● **What you will do**
Spot every line with the word "this" and return it.

● **Entries**
--- BEGIN ---

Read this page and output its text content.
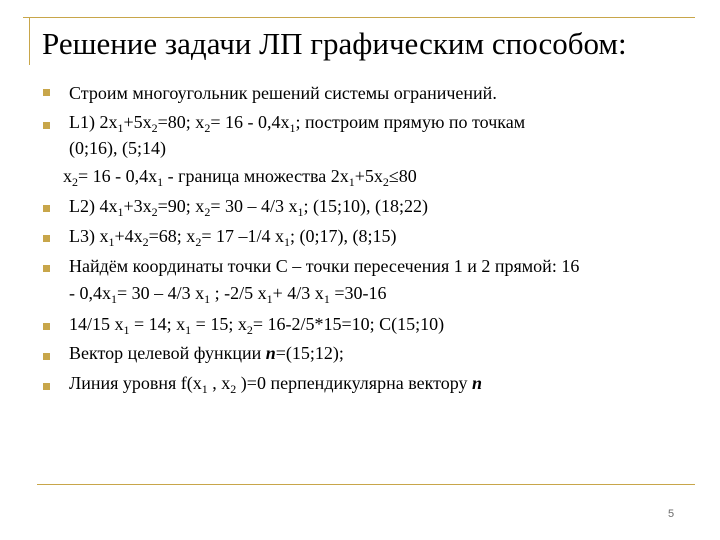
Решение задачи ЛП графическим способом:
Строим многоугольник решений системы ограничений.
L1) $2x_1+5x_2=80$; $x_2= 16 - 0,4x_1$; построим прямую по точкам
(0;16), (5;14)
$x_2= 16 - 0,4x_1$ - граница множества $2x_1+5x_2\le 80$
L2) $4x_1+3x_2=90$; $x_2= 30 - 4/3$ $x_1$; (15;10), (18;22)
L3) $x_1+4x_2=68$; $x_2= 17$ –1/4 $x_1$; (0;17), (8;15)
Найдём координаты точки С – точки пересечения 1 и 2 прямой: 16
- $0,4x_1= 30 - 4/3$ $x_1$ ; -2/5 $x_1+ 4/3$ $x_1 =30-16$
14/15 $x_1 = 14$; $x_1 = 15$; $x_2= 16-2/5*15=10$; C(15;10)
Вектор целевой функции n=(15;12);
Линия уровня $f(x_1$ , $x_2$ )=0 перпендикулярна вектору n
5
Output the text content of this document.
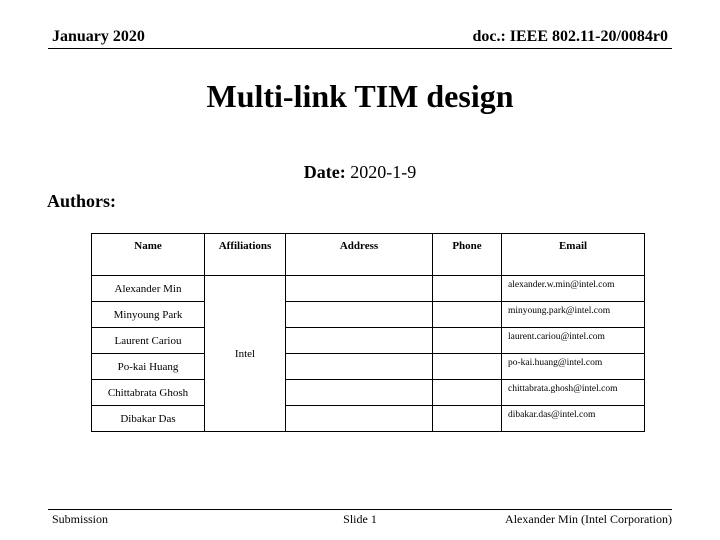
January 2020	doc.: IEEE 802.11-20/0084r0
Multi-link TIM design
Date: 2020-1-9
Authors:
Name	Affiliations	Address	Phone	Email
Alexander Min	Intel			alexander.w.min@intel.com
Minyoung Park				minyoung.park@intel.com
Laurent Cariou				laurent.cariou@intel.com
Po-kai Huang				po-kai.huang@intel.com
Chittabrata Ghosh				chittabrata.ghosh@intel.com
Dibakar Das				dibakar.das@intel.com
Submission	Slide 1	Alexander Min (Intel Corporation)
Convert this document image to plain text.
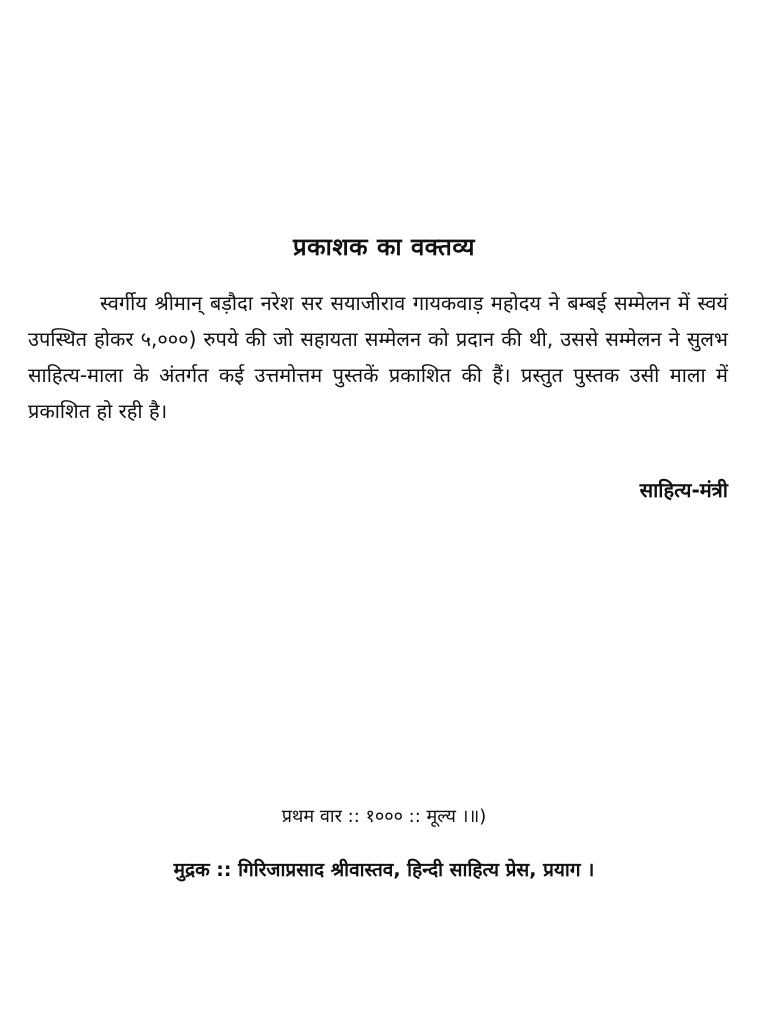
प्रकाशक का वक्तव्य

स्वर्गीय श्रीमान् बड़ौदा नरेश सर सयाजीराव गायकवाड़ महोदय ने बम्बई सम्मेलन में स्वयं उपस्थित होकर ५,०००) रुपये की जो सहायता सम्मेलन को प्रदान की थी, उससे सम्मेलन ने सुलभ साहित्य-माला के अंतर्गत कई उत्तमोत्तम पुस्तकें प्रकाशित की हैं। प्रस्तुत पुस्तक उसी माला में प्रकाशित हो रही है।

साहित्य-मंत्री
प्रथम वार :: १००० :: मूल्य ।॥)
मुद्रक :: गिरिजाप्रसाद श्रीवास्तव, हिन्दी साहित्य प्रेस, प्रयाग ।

--- END ---

● **Task answer**
Read this page and output its text content.
Output the text content of this document.
Convert this document image to plain text.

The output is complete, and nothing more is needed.